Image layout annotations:
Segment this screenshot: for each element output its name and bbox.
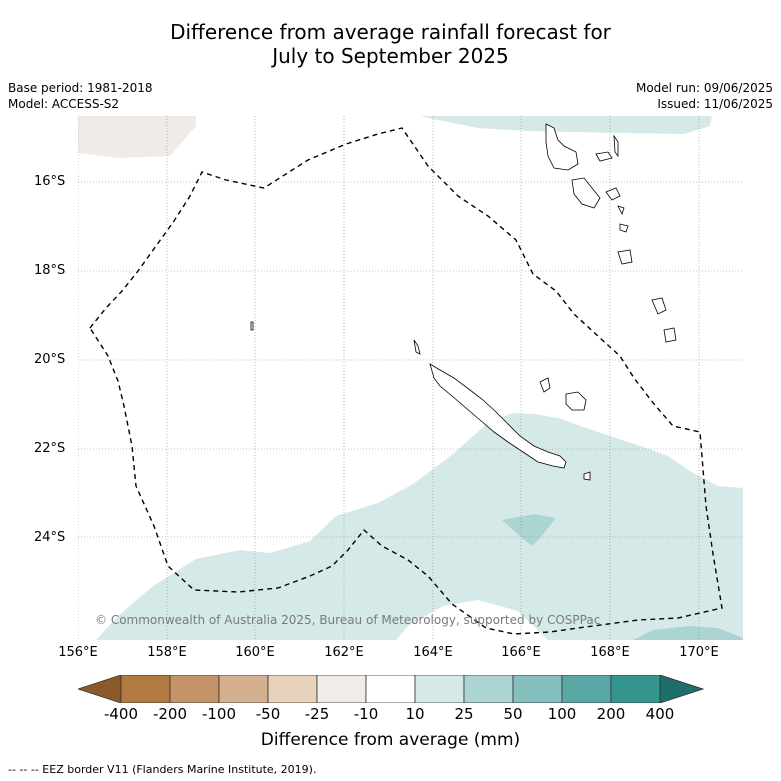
copyright-notice: © Commonwealth of Australia 2025, Bureau… [95,613,601,627]
colorbar-title: Difference from average (mm) [260,730,521,750]
lon-label-164e: 164°E [413,645,453,660]
lat-label-24s: 24°S [34,530,66,545]
coastlines [250,123,677,481]
colorbar-segment [267,675,318,703]
map-area[interactable] [78,116,743,640]
lon-label-158e: 158°E [147,645,187,660]
new-caledonia-island [429,363,567,469]
colorbar-segment [512,675,563,703]
wet-anomaly-region-north [420,116,712,134]
aneityum-island [663,327,677,343]
wet-anomaly-region-south [96,413,743,640]
wet-anomaly-core [502,514,556,546]
eez-border [89,127,723,635]
tanna-island [651,297,667,315]
map-svg [78,116,743,640]
dry-anomaly-region [78,116,196,158]
epi-island [617,205,625,216]
lat-label-18s: 18°S [34,263,66,278]
lon-label-168e: 168°E [590,645,630,660]
gridlines [78,116,743,640]
colorbar-tick: -25 [304,705,330,723]
lat-label-16s: 16°S [34,174,66,189]
colorbar-extend-high [659,675,704,703]
issued-date: Issued: 11/06/2025 [657,97,773,111]
belep-island [413,339,421,355]
colorbar-extend-low [78,675,122,703]
colorbar-segment [316,675,367,703]
eez-legend: -- -- -- EEZ border V11 (Flanders Marine… [8,763,317,776]
efate-island [619,223,629,233]
small-island-west [250,321,254,331]
title-line-1: Difference from average rainfall forecas… [170,20,611,44]
maewo-island [613,134,619,158]
lat-label-22s: 22°S [34,441,66,456]
meta-right: Model run: 09/06/2025 Issued: 11/06/2025 [636,80,773,112]
colorbar-tick: 25 [454,705,474,723]
colorbar-segment [561,675,612,703]
colorbar-tick: 50 [503,705,523,723]
colorbar-segment [365,675,416,703]
colorbar-segment [218,675,269,703]
colorbar-tick: -50 [255,705,281,723]
wet-anomaly-core-se [633,626,743,640]
colorbar-tick: 200 [596,705,626,723]
colorbar-tick: 100 [547,705,577,723]
colorbar-tick: -10 [353,705,379,723]
lon-label-166e: 166°E [501,645,541,660]
lon-label-170e: 170°E [679,645,719,660]
colorbar-segment [414,675,465,703]
model-run: Model run: 09/06/2025 [635,81,773,95]
meta-left: Base period: 1981-2018 Model: ACCESS-S2 [8,80,153,112]
colorbar [78,675,704,703]
espiritu-santo-island [545,123,579,171]
colorbar-tick: -100 [201,705,237,723]
model-name: Model: ACCESS-S2 [8,97,120,111]
mare-island [583,471,591,481]
erromango-island [617,249,633,265]
malekula-island [571,177,601,209]
colorbar-segment [463,675,514,703]
lifou-island [565,391,587,411]
lon-label-162e: 162°E [324,645,364,660]
colorbar-segment [610,675,661,703]
pentecost-island [595,151,613,162]
lat-label-20s: 20°S [34,352,66,367]
colorbar-segment [120,675,171,703]
base-period: Base period: 1981-2018 [8,81,153,95]
colorbar-tick: -200 [152,705,188,723]
lon-label-160e: 160°E [235,645,275,660]
colorbar-tick: -400 [103,705,139,723]
map-title: Difference from average rainfall forecas… [0,20,781,68]
ouvea-island [539,377,551,393]
colorbar-segment [169,675,220,703]
colorbar-tick: 400 [645,705,675,723]
title-line-2: July to September 2025 [272,44,509,68]
ambrym-island [605,187,621,201]
lon-label-156e: 156°E [58,645,98,660]
colorbar-tick: 10 [405,705,425,723]
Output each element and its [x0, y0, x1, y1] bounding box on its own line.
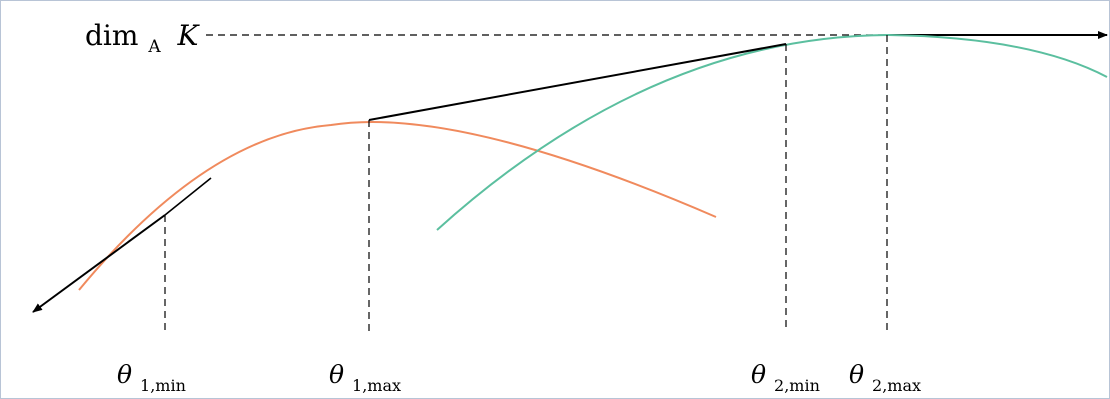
theta1-max-label: θ 1,max	[329, 360, 401, 395]
theta2-max-label: θ 2,max	[849, 360, 921, 395]
dim-label: dim A K	[85, 19, 201, 59]
theta1-min-label: θ 1,min	[117, 360, 186, 395]
upper-tangent-line	[368, 43, 787, 121]
theta2-min-label: θ 2,min	[751, 360, 820, 395]
teal-curve	[436, 33, 1108, 231]
tangent-segment-lower	[164, 177, 212, 216]
left-tangent-arrow	[32, 214, 166, 313]
orange-curve	[78, 120, 717, 291]
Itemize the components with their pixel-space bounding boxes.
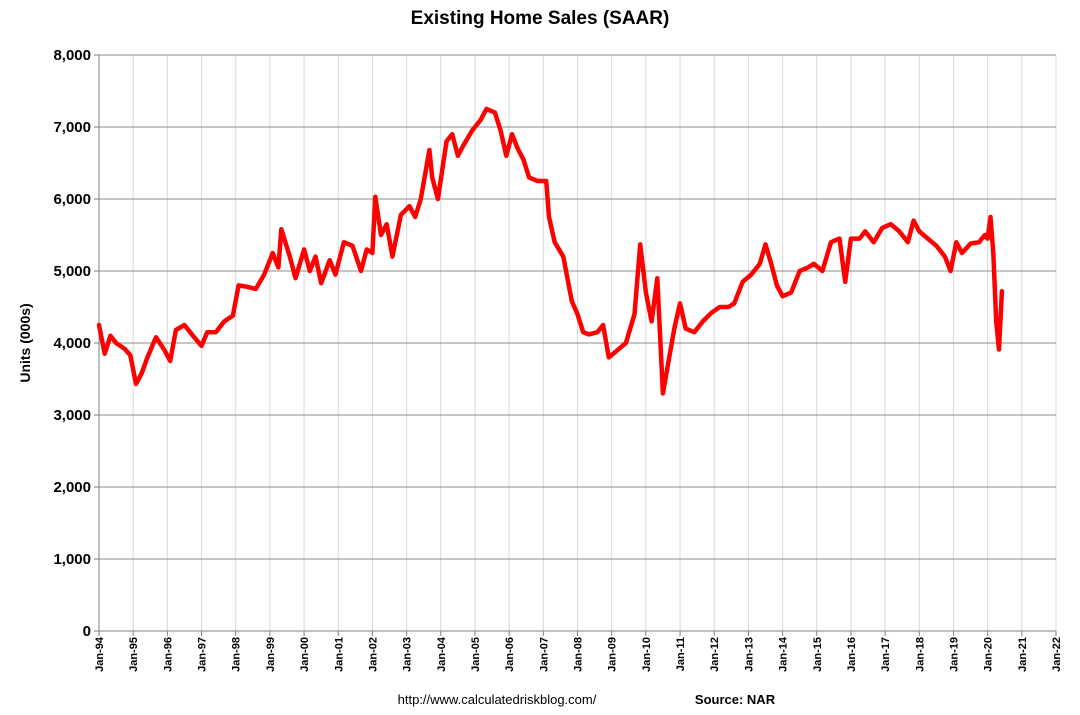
chart-title: Existing Home Sales (SAAR) (411, 8, 670, 29)
x-tick-label: Jan-99 (265, 637, 277, 672)
x-tick-label: Jan-18 (914, 637, 926, 672)
footer-source: Source: NAR (695, 692, 776, 707)
x-tick-label: Jan-12 (709, 637, 721, 672)
x-tick-label: Jan-15 (812, 637, 824, 672)
x-tick-label: Jan-94 (94, 636, 106, 672)
x-tick-label: Jan-04 (436, 636, 448, 672)
chart-gridlines (99, 54, 1057, 631)
y-tick-label: 7,000 (53, 119, 91, 136)
y-tick-label: 0 (83, 623, 91, 640)
y-tick-label: 4,000 (53, 335, 91, 352)
x-tick-label: Jan-17 (880, 637, 892, 672)
chart-axes (94, 54, 1057, 636)
y-tick-label: 1,000 (53, 551, 91, 568)
x-tick-label: Jan-21 (1017, 637, 1029, 672)
y-tick-label: 8,000 (53, 47, 91, 64)
x-tick-label: Jan-09 (607, 637, 619, 672)
x-tick-label: Jan-97 (197, 637, 209, 672)
x-tick-label: Jan-13 (743, 637, 755, 672)
x-tick-label: Jan-03 (402, 637, 414, 672)
x-tick-label: Jan-06 (504, 637, 516, 672)
y-axis-tick-labels: 0 1,000 2,000 3,000 4,000 5,000 6,000 7,000 8,00… (53, 47, 91, 640)
y-axis-label: Units (000s) (17, 303, 33, 382)
y-tick-label: 3,000 (53, 407, 91, 424)
x-tick-label: Jan-07 (538, 637, 550, 672)
plot-area (96, 106, 1005, 396)
x-axis-tick-labels: Jan-94 Jan-95 Jan-96 Jan-97 Jan-98 Jan-99 Jan-… (94, 636, 1063, 672)
x-tick-label: Jan-22 (1051, 637, 1063, 672)
x-tick-label: Jan-02 (367, 637, 379, 672)
x-tick-label: Jan-08 (573, 637, 585, 672)
series-line (96, 106, 1005, 396)
x-tick-label: Jan-95 (128, 637, 140, 672)
x-tick-label: Jan-20 (983, 637, 995, 672)
x-tick-label: Jan-14 (778, 636, 790, 672)
x-tick-label: Jan-10 (641, 637, 653, 672)
x-tick-label: Jan-98 (231, 637, 243, 672)
x-tick-label: Jan-19 (948, 637, 960, 672)
y-tick-label: 2,000 (53, 479, 91, 496)
x-tick-label: Jan-16 (846, 637, 858, 672)
x-tick-label: Jan-96 (162, 637, 174, 672)
x-tick-label: Jan-05 (470, 637, 482, 672)
y-tick-label: 5,000 (53, 263, 91, 280)
x-tick-label: Jan-11 (675, 637, 687, 671)
footer-url: http://www.calculatedriskblog.com/ (398, 692, 597, 707)
x-tick-label: Jan-00 (299, 637, 311, 672)
x-tick-label: Jan-01 (333, 637, 345, 672)
y-tick-label: 6,000 (53, 191, 91, 208)
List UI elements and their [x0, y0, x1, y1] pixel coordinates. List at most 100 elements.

» **TASK INSTRUCTIONS**
Update the records by replacing each instance of "colorbar-segment" with "colorbar-swatch", keeping everything else the same. Leave the pictures out of your answer.

» **ANSWER TO THE PROBLEM**
Segment this screenshot: for each element output its name and bbox.
copyright-notice: © Commonwealth of Australia 2025, Bureau… [95,613,601,627]
colorbar-title: Difference from average (mm) [260,730,521,750]
lon-label-164e: 164°E [413,645,453,660]
lat-label-24s: 24°S [34,530,66,545]
coastlines [250,123,677,481]
colorbar-swatch [267,675,318,703]
map-area[interactable] [78,116,743,640]
lon-label-158e: 158°E [147,645,187,660]
new-caledonia-island [429,363,567,469]
colorbar-swatch [512,675,563,703]
wet-anomaly-region-north [420,116,712,134]
aneityum-island [663,327,677,343]
wet-anomaly-region-south [96,413,743,640]
wet-anomaly-core [502,514,556,546]
eez-border [89,127,723,635]
tanna-island [651,297,667,315]
map-svg [78,116,743,640]
dry-anomaly-region [78,116,196,158]
epi-island [617,205,625,216]
lat-label-18s: 18°S [34,263,66,278]
lon-label-168e: 168°E [590,645,630,660]
gridlines [78,116,743,640]
colorbar-tick: -25 [304,705,330,723]
lat-label-16s: 16°S [34,174,66,189]
colorbar-extend-high [659,675,704,703]
issued-date: Issued: 11/06/2025 [657,97,773,111]
belep-island [413,339,421,355]
colorbar-extend-low [78,675,122,703]
colorbar-swatch [316,675,367,703]
eez-legend: -- -- -- EEZ border V11 (Flanders Marine… [8,763,317,776]
efate-island [619,223,629,233]
small-island-west [250,321,254,331]
title-line-1: Difference from average rainfall forecas… [170,20,611,44]
maewo-island [613,134,619,158]
lat-label-22s: 22°S [34,441,66,456]
meta-right: Model run: 09/06/2025 Issued: 11/06/2025 [636,80,773,112]
colorbar-tick: 25 [454,705,474,723]
colorbar-swatch [561,675,612,703]
colorbar-tick: 50 [503,705,523,723]
colorbar-swatch [365,675,416,703]
colorbar-swatch [218,675,269,703]
colorbar-tick: -50 [255,705,281,723]
wet-anomaly-core-se [633,626,743,640]
colorbar-tick: 200 [596,705,626,723]
colorbar-tick: 100 [547,705,577,723]
colorbar-tick: -10 [353,705,379,723]
lon-label-166e: 166°E [501,645,541,660]
lon-label-170e: 170°E [679,645,719,660]
colorbar-swatch [414,675,465,703]
model-run: Model run: 09/06/2025 [635,81,773,95]
meta-left: Base period: 1981-2018 Model: ACCESS-S2 [8,80,153,112]
colorbar [78,675,704,703]
espiritu-santo-island [545,123,579,171]
colorbar-tick: -100 [201,705,237,723]
model-name: Model: ACCESS-S2 [8,97,120,111]
mare-island [583,471,591,481]
erromango-island [617,249,633,265]
malekula-island [571,177,601,209]
colorbar-swatch [463,675,514,703]
lifou-island [565,391,587,411]
lon-label-162e: 162°E [324,645,364,660]
colorbar-swatch [610,675,661,703]
pentecost-island [595,151,613,162]
lat-label-20s: 20°S [34,352,66,367]
colorbar-swatch [120,675,171,703]
base-period: Base period: 1981-2018 [8,81,153,95]
colorbar-tick: -200 [152,705,188,723]
lon-label-160e: 160°E [235,645,275,660]
colorbar-tick: -400 [103,705,139,723]
map-title: Difference from average rainfall forecas… [0,20,781,68]
ouvea-island [539,377,551,393]
colorbar-swatch [169,675,220,703]
colorbar-tick: 400 [645,705,675,723]
title-line-2: July to September 2025 [272,44,509,68]
ambrym-island [605,187,621,201]
lon-label-156e: 156°E [58,645,98,660]
colorbar-tick: 10 [405,705,425,723]
Output each element and its [x0, y0, x1, y1] bounding box on its own line.
theta1-max-label: θ 1,max	[329, 360, 401, 395]
theta2-max-label: θ 2,max	[849, 360, 921, 395]
dim-label: dim A K	[85, 19, 201, 59]
theta1-min-label: θ 1,min	[117, 360, 186, 395]
upper-tangent-line	[368, 43, 787, 121]
theta2-min-label: θ 2,min	[751, 360, 820, 395]
teal-curve	[436, 33, 1108, 231]
tangent-segment-lower	[164, 177, 212, 216]
left-tangent-arrow	[32, 214, 166, 313]
orange-curve	[78, 120, 717, 291]
Itemize the components with their pixel-space bounding boxes.
chart-title: Existing Home Sales (SAAR) (411, 8, 670, 29)
x-tick-label: Jan-99 (265, 637, 277, 672)
x-tick-label: Jan-18 (914, 637, 926, 672)
footer-source: Source: NAR (695, 692, 776, 707)
x-tick-label: Jan-12 (709, 637, 721, 672)
x-tick-label: Jan-15 (812, 637, 824, 672)
x-tick-label: Jan-94 (94, 636, 106, 672)
x-tick-label: Jan-04 (436, 636, 448, 672)
chart-gridlines (99, 54, 1057, 631)
y-tick-label: 7,000 (53, 119, 91, 136)
y-tick-label: 0 (83, 623, 91, 640)
y-tick-label: 4,000 (53, 335, 91, 352)
x-tick-label: Jan-17 (880, 637, 892, 672)
chart-axes (94, 54, 1057, 636)
y-tick-label: 1,000 (53, 551, 91, 568)
x-tick-label: Jan-21 (1017, 637, 1029, 672)
y-tick-label: 8,000 (53, 47, 91, 64)
x-tick-label: Jan-09 (607, 637, 619, 672)
x-tick-label: Jan-97 (197, 637, 209, 672)
x-tick-label: Jan-13 (743, 637, 755, 672)
x-tick-label: Jan-03 (402, 637, 414, 672)
x-tick-label: Jan-06 (504, 637, 516, 672)
y-axis-tick-labels: 0 1,000 2,000 3,000 4,000 5,000 6,000 7,000 8,00… (53, 47, 91, 640)
y-axis-label: Units (000s) (17, 303, 33, 382)
y-tick-label: 3,000 (53, 407, 91, 424)
x-tick-label: Jan-07 (538, 637, 550, 672)
plot-area (96, 106, 1005, 396)
x-axis-tick-labels: Jan-94 Jan-95 Jan-96 Jan-97 Jan-98 Jan-99 Jan-… (94, 636, 1063, 672)
x-tick-label: Jan-22 (1051, 637, 1063, 672)
x-tick-label: Jan-02 (367, 637, 379, 672)
x-tick-label: Jan-08 (573, 637, 585, 672)
series-line (96, 106, 1005, 396)
x-tick-label: Jan-95 (128, 637, 140, 672)
x-tick-label: Jan-20 (983, 637, 995, 672)
x-tick-label: Jan-14 (778, 636, 790, 672)
x-tick-label: Jan-10 (641, 637, 653, 672)
x-tick-label: Jan-98 (231, 637, 243, 672)
x-tick-label: Jan-19 (948, 637, 960, 672)
y-tick-label: 2,000 (53, 479, 91, 496)
x-tick-label: Jan-16 (846, 637, 858, 672)
x-tick-label: Jan-96 (162, 637, 174, 672)
x-tick-label: Jan-05 (470, 637, 482, 672)
y-tick-label: 5,000 (53, 263, 91, 280)
x-tick-label: Jan-11 (675, 637, 687, 671)
footer-url: http://www.calculatedriskblog.com/ (398, 692, 597, 707)
x-tick-label: Jan-00 (299, 637, 311, 672)
x-tick-label: Jan-01 (333, 637, 345, 672)
y-tick-label: 6,000 (53, 191, 91, 208)
List UI elements and their [x0, y0, x1, y1] pixel coordinates. List at most 100 elements.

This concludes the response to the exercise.